(Dataset items)
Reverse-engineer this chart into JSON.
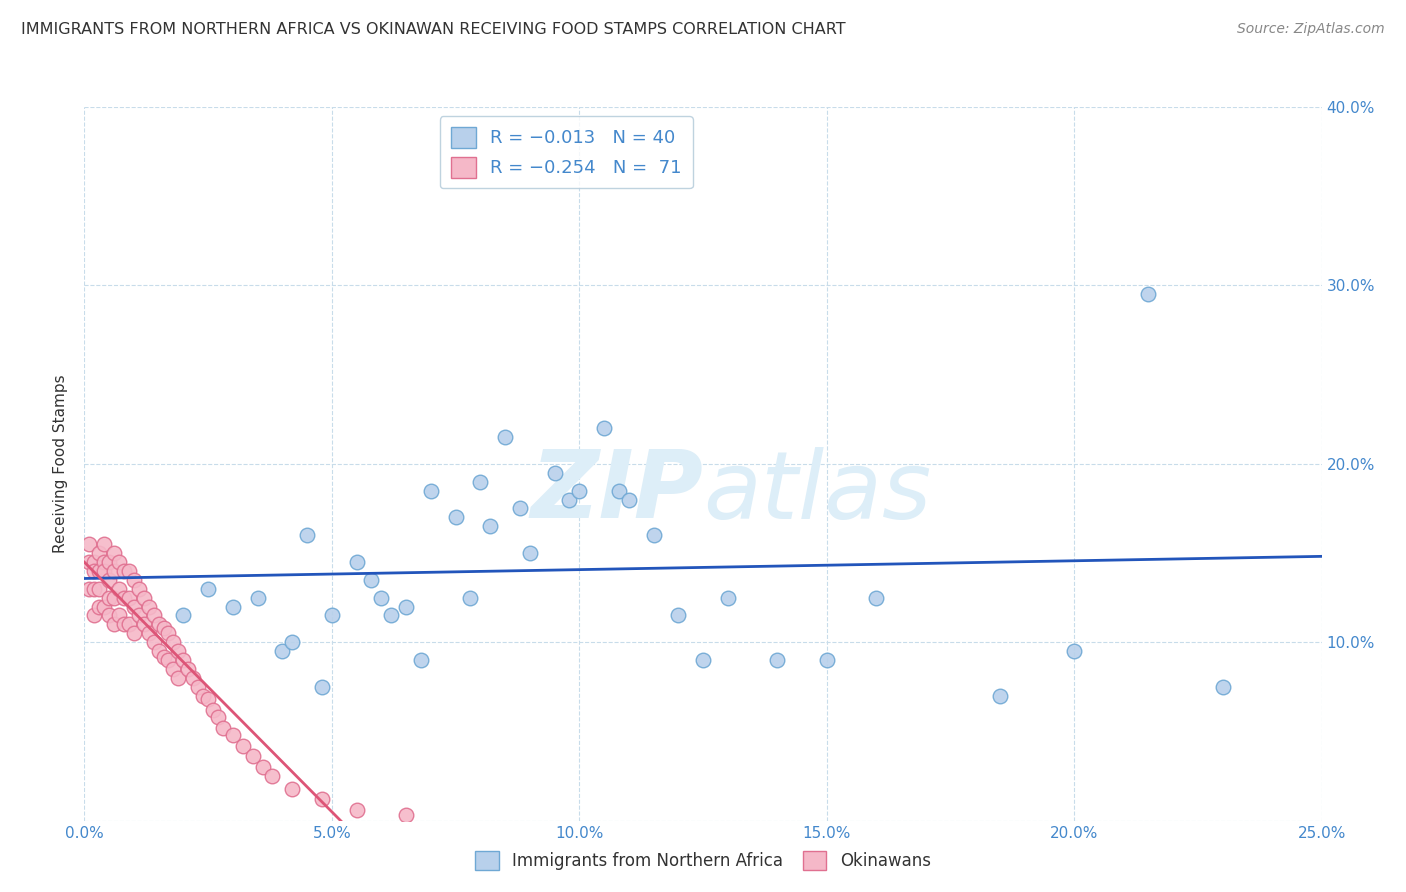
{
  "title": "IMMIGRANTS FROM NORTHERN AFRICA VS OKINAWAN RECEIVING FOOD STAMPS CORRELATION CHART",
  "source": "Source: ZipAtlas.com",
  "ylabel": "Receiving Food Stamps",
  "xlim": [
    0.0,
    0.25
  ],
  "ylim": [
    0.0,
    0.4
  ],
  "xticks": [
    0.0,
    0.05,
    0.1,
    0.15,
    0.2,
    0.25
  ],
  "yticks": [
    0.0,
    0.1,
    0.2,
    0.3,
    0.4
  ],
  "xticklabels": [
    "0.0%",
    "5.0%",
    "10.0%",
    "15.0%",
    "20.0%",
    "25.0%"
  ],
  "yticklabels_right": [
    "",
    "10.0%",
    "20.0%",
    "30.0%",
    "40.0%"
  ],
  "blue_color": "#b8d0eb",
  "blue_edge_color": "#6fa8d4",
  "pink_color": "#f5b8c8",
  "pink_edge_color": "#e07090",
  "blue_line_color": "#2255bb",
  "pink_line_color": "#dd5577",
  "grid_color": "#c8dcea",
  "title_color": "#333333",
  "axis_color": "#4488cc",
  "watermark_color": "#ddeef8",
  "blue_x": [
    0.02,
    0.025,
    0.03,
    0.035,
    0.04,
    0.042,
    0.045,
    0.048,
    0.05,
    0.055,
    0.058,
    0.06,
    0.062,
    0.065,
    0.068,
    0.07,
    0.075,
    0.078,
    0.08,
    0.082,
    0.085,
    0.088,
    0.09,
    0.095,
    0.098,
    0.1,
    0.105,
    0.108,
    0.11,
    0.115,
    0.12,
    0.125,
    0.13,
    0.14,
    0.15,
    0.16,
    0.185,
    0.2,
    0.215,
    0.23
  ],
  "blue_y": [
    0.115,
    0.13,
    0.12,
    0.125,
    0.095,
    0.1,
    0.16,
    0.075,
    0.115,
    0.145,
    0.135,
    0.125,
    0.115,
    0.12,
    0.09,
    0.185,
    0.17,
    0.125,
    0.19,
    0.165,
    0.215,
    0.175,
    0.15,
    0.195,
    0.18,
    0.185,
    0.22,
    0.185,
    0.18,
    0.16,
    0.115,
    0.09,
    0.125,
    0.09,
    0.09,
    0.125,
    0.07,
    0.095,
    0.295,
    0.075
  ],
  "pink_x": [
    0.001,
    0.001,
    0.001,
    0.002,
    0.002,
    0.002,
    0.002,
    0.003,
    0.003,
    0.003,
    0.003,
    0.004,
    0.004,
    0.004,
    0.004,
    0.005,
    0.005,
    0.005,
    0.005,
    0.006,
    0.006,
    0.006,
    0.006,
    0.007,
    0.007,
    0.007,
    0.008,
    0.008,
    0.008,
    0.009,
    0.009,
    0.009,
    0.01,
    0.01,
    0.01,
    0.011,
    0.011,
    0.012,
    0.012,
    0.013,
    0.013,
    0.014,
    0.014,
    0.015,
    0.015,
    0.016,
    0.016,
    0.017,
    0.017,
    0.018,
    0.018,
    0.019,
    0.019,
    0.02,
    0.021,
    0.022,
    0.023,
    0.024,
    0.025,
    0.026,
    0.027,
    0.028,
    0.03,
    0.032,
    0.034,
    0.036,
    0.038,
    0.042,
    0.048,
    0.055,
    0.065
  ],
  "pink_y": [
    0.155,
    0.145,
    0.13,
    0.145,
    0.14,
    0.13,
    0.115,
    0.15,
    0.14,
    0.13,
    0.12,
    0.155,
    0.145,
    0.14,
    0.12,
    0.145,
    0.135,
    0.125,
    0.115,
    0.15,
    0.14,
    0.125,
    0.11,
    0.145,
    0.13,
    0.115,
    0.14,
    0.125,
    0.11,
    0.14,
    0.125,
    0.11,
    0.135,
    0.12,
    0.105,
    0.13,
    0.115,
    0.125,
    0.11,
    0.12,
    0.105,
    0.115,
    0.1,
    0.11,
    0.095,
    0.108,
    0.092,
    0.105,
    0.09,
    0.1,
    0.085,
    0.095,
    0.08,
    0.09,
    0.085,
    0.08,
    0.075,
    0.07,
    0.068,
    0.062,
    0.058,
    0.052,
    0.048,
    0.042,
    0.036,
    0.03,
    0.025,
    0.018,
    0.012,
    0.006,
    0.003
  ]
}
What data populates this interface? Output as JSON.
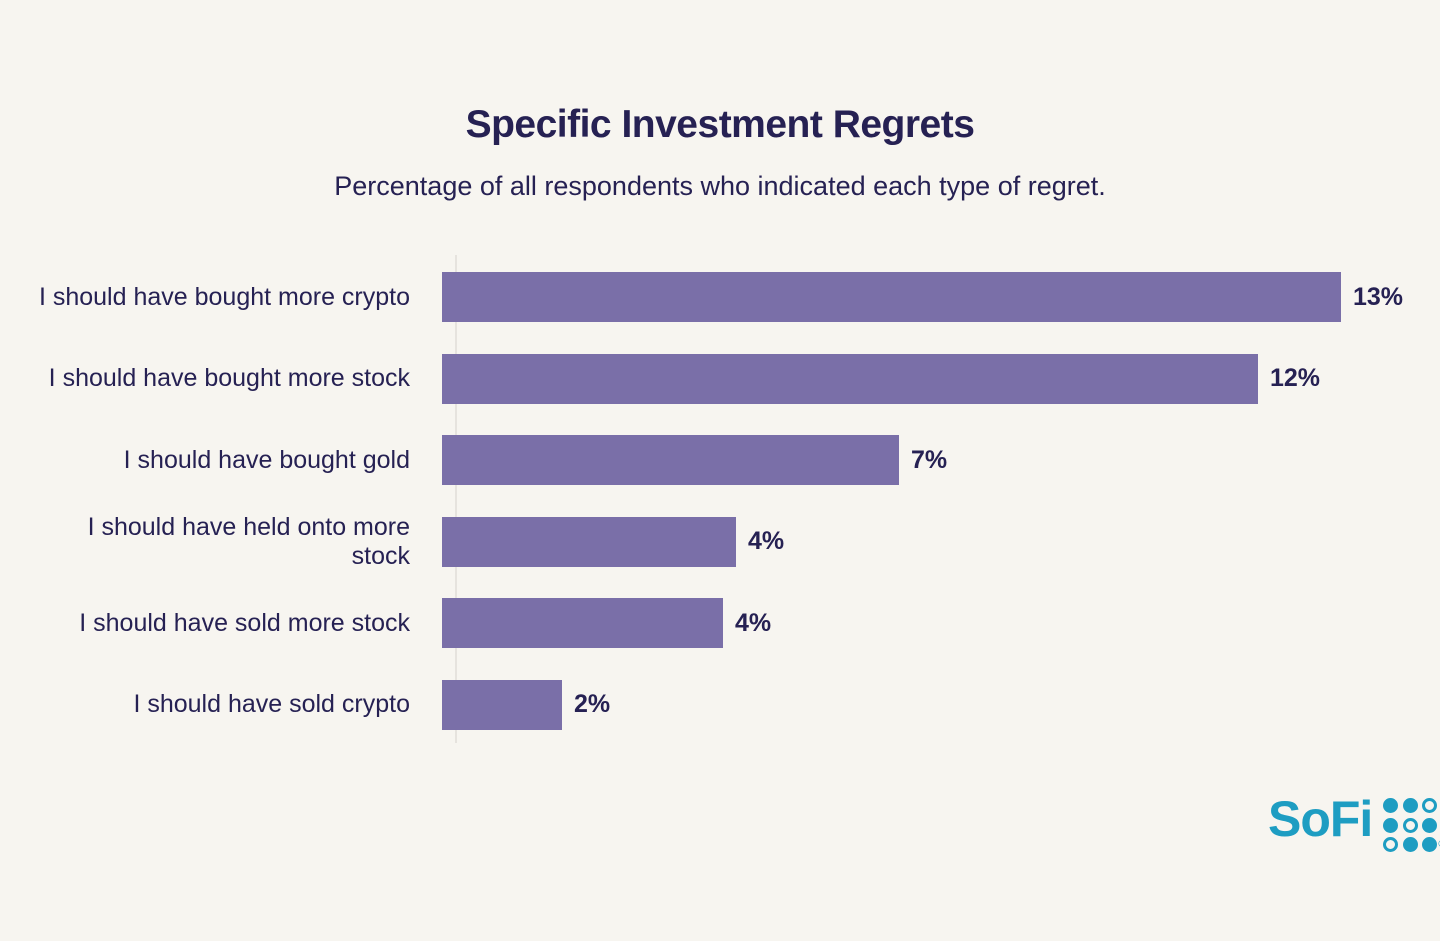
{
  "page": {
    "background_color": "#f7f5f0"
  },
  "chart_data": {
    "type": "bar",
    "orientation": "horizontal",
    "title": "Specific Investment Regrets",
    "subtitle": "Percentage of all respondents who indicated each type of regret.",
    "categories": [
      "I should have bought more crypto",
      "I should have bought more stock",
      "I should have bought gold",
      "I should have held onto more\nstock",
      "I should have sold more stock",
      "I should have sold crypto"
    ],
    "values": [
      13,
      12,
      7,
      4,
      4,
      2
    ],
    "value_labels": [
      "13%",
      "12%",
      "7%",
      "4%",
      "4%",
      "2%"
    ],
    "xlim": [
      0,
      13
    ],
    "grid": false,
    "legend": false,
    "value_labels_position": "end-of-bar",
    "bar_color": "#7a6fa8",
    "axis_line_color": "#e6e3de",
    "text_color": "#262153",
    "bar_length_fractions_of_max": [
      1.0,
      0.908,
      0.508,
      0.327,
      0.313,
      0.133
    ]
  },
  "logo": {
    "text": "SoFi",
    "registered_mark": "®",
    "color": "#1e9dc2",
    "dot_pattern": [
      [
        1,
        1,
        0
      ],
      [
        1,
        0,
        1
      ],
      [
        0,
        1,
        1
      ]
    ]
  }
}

_WHAT YOU WILL DO_: Reproduce all the records verbatim, excluding images.

_EXERCISE RESULT_:
Reverse-engineer this chart into JSON.
{
  "title": "IMMIGRANTS FROM NORTHERN AFRICA VS OKINAWAN RECEIVING FOOD STAMPS CORRELATION CHART",
  "source": "Source: ZipAtlas.com",
  "ylabel": "Receiving Food Stamps",
  "xlim": [
    0.0,
    0.25
  ],
  "ylim": [
    0.0,
    0.4
  ],
  "xticks": [
    0.0,
    0.05,
    0.1,
    0.15,
    0.2,
    0.25
  ],
  "yticks": [
    0.0,
    0.1,
    0.2,
    0.3,
    0.4
  ],
  "xticklabels": [
    "0.0%",
    "5.0%",
    "10.0%",
    "15.0%",
    "20.0%",
    "25.0%"
  ],
  "yticklabels_right": [
    "",
    "10.0%",
    "20.0%",
    "30.0%",
    "40.0%"
  ],
  "blue_color": "#b8d0eb",
  "blue_edge_color": "#6fa8d4",
  "pink_color": "#f5b8c8",
  "pink_edge_color": "#e07090",
  "blue_line_color": "#2255bb",
  "pink_line_color": "#dd5577",
  "grid_color": "#c8dcea",
  "title_color": "#333333",
  "axis_color": "#4488cc",
  "watermark_color": "#ddeef8",
  "blue_x": [
    0.02,
    0.025,
    0.03,
    0.035,
    0.04,
    0.042,
    0.045,
    0.048,
    0.05,
    0.055,
    0.058,
    0.06,
    0.062,
    0.065,
    0.068,
    0.07,
    0.075,
    0.078,
    0.08,
    0.082,
    0.085,
    0.088,
    0.09,
    0.095,
    0.098,
    0.1,
    0.105,
    0.108,
    0.11,
    0.115,
    0.12,
    0.125,
    0.13,
    0.14,
    0.15,
    0.16,
    0.185,
    0.2,
    0.215,
    0.23
  ],
  "blue_y": [
    0.115,
    0.13,
    0.12,
    0.125,
    0.095,
    0.1,
    0.16,
    0.075,
    0.115,
    0.145,
    0.135,
    0.125,
    0.115,
    0.12,
    0.09,
    0.185,
    0.17,
    0.125,
    0.19,
    0.165,
    0.215,
    0.175,
    0.15,
    0.195,
    0.18,
    0.185,
    0.22,
    0.185,
    0.18,
    0.16,
    0.115,
    0.09,
    0.125,
    0.09,
    0.09,
    0.125,
    0.07,
    0.095,
    0.295,
    0.075
  ],
  "pink_x": [
    0.001,
    0.001,
    0.001,
    0.002,
    0.002,
    0.002,
    0.002,
    0.003,
    0.003,
    0.003,
    0.003,
    0.004,
    0.004,
    0.004,
    0.004,
    0.005,
    0.005,
    0.005,
    0.005,
    0.006,
    0.006,
    0.006,
    0.006,
    0.007,
    0.007,
    0.007,
    0.008,
    0.008,
    0.008,
    0.009,
    0.009,
    0.009,
    0.01,
    0.01,
    0.01,
    0.011,
    0.011,
    0.012,
    0.012,
    0.013,
    0.013,
    0.014,
    0.014,
    0.015,
    0.015,
    0.016,
    0.016,
    0.017,
    0.017,
    0.018,
    0.018,
    0.019,
    0.019,
    0.02,
    0.021,
    0.022,
    0.023,
    0.024,
    0.025,
    0.026,
    0.027,
    0.028,
    0.03,
    0.032,
    0.034,
    0.036,
    0.038,
    0.042,
    0.048,
    0.055,
    0.065
  ],
  "pink_y": [
    0.155,
    0.145,
    0.13,
    0.145,
    0.14,
    0.13,
    0.115,
    0.15,
    0.14,
    0.13,
    0.12,
    0.155,
    0.145,
    0.14,
    0.12,
    0.145,
    0.135,
    0.125,
    0.115,
    0.15,
    0.14,
    0.125,
    0.11,
    0.145,
    0.13,
    0.115,
    0.14,
    0.125,
    0.11,
    0.14,
    0.125,
    0.11,
    0.135,
    0.12,
    0.105,
    0.13,
    0.115,
    0.125,
    0.11,
    0.12,
    0.105,
    0.115,
    0.1,
    0.11,
    0.095,
    0.108,
    0.092,
    0.105,
    0.09,
    0.1,
    0.085,
    0.095,
    0.08,
    0.09,
    0.085,
    0.08,
    0.075,
    0.07,
    0.068,
    0.062,
    0.058,
    0.052,
    0.048,
    0.042,
    0.036,
    0.03,
    0.025,
    0.018,
    0.012,
    0.006,
    0.003
  ]
}
What data populates this interface? Output as JSON.
{
  "page": {
    "background_color": "#f7f5f0"
  },
  "chart_data": {
    "type": "bar",
    "orientation": "horizontal",
    "title": "Specific Investment Regrets",
    "subtitle": "Percentage of all respondents who indicated each type of regret.",
    "categories": [
      "I should have bought more crypto",
      "I should have bought more stock",
      "I should have bought gold",
      "I should have held onto more\nstock",
      "I should have sold more stock",
      "I should have sold crypto"
    ],
    "values": [
      13,
      12,
      7,
      4,
      4,
      2
    ],
    "value_labels": [
      "13%",
      "12%",
      "7%",
      "4%",
      "4%",
      "2%"
    ],
    "xlim": [
      0,
      13
    ],
    "grid": false,
    "legend": false,
    "value_labels_position": "end-of-bar",
    "bar_color": "#7a6fa8",
    "axis_line_color": "#e6e3de",
    "text_color": "#262153",
    "bar_length_fractions_of_max": [
      1.0,
      0.908,
      0.508,
      0.327,
      0.313,
      0.133
    ]
  },
  "logo": {
    "text": "SoFi",
    "registered_mark": "®",
    "color": "#1e9dc2",
    "dot_pattern": [
      [
        1,
        1,
        0
      ],
      [
        1,
        0,
        1
      ],
      [
        0,
        1,
        1
      ]
    ]
  }
}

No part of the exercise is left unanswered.